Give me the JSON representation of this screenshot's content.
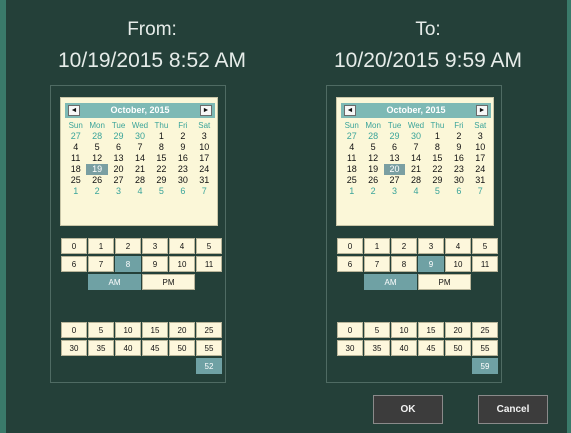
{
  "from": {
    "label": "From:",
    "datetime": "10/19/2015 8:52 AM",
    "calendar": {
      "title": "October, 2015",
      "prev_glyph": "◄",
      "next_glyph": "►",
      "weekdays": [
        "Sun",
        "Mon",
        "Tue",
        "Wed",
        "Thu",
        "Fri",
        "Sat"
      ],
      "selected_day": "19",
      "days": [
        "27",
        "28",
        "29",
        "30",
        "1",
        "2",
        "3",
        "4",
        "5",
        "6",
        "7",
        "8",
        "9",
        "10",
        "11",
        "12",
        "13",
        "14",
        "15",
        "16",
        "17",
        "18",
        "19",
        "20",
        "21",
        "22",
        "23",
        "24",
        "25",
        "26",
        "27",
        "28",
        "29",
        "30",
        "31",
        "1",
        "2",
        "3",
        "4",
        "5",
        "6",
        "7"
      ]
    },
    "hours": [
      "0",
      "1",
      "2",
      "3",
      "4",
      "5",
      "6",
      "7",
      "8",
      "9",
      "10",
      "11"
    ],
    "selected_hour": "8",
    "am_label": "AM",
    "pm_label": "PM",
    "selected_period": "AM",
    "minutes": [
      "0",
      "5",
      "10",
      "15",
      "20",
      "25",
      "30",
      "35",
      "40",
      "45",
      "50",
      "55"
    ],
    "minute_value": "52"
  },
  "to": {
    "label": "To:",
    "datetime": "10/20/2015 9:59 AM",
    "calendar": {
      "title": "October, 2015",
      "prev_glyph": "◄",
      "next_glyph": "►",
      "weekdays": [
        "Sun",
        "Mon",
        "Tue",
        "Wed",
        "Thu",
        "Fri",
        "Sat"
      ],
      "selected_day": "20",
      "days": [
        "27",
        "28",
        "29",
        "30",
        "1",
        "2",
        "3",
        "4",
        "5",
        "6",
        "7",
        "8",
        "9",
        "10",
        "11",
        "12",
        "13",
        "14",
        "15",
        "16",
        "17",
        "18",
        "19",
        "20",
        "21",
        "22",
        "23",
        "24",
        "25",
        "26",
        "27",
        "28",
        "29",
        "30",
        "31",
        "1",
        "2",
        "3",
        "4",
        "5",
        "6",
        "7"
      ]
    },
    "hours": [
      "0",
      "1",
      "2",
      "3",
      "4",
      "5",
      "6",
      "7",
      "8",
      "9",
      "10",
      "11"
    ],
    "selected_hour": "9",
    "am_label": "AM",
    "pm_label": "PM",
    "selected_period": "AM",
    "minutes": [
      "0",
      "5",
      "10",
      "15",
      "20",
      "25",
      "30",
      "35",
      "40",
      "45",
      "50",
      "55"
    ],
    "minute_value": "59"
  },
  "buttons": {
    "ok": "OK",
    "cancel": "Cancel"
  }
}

==

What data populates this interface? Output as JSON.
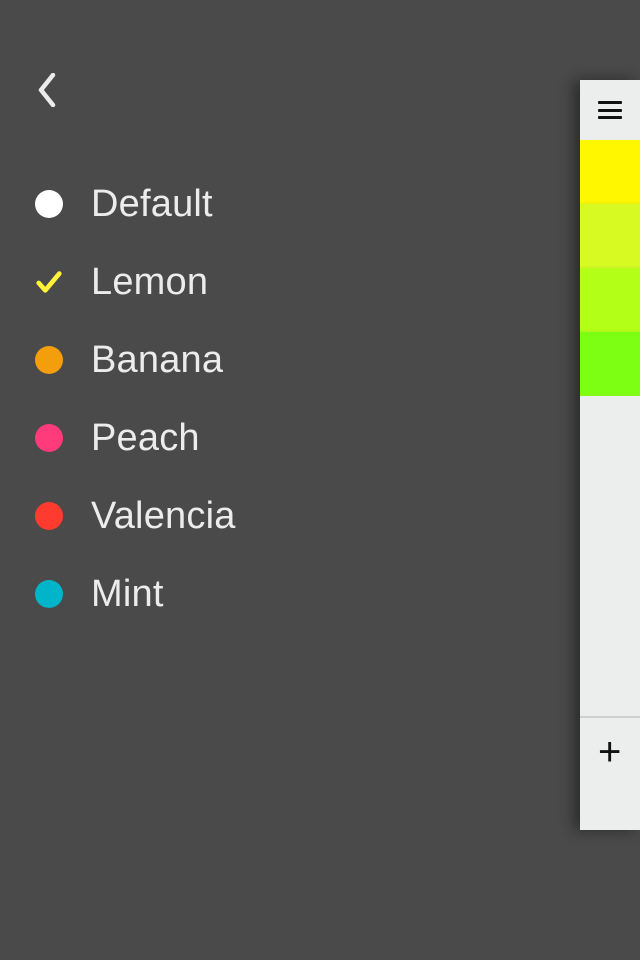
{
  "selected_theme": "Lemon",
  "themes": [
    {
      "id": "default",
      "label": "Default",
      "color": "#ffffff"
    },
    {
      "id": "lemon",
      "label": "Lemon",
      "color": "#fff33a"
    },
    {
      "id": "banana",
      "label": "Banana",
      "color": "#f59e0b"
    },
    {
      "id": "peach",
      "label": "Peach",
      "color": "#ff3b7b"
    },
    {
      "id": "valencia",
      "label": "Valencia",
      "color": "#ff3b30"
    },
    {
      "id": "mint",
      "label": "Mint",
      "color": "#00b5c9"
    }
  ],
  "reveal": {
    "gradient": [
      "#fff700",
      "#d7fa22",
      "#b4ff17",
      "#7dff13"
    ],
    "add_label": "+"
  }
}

==

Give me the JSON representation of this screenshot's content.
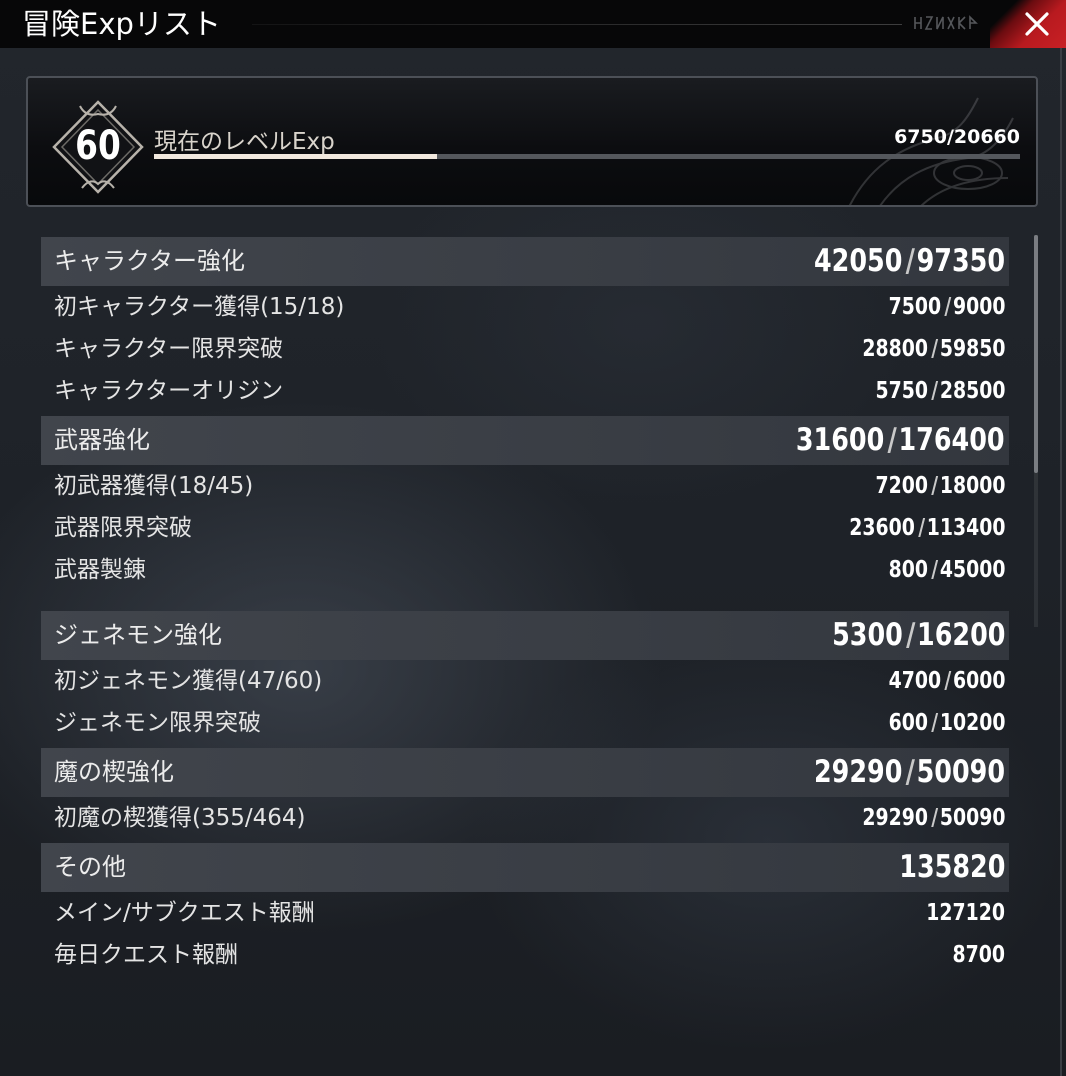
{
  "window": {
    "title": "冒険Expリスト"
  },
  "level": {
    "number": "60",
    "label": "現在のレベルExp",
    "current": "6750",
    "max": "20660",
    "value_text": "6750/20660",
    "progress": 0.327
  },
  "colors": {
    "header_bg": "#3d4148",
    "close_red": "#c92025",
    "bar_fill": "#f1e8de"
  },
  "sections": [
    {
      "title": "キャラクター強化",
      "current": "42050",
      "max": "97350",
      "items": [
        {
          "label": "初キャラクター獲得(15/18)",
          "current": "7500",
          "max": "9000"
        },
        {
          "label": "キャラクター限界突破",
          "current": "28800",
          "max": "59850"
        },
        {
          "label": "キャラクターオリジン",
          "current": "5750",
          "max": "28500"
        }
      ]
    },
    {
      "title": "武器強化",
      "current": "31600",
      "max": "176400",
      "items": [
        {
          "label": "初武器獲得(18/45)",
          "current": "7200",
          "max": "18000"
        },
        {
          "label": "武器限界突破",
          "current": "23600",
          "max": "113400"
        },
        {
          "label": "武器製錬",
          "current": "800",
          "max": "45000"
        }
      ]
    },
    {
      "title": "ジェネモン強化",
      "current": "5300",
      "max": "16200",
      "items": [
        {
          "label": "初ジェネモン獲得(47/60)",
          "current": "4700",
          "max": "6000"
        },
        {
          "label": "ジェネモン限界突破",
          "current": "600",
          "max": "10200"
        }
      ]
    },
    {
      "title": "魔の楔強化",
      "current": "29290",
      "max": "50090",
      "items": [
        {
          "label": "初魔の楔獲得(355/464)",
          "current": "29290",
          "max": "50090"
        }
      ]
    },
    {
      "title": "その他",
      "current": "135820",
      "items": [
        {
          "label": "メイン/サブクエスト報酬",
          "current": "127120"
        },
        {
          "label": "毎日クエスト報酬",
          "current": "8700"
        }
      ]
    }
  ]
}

** What is needed **
Extract every line containing the string "datetime" from the material.

** Answer **
    "datetime": "10/19/2015 8:52 AM",
    "datetime": "10/20/2015 9:59 AM",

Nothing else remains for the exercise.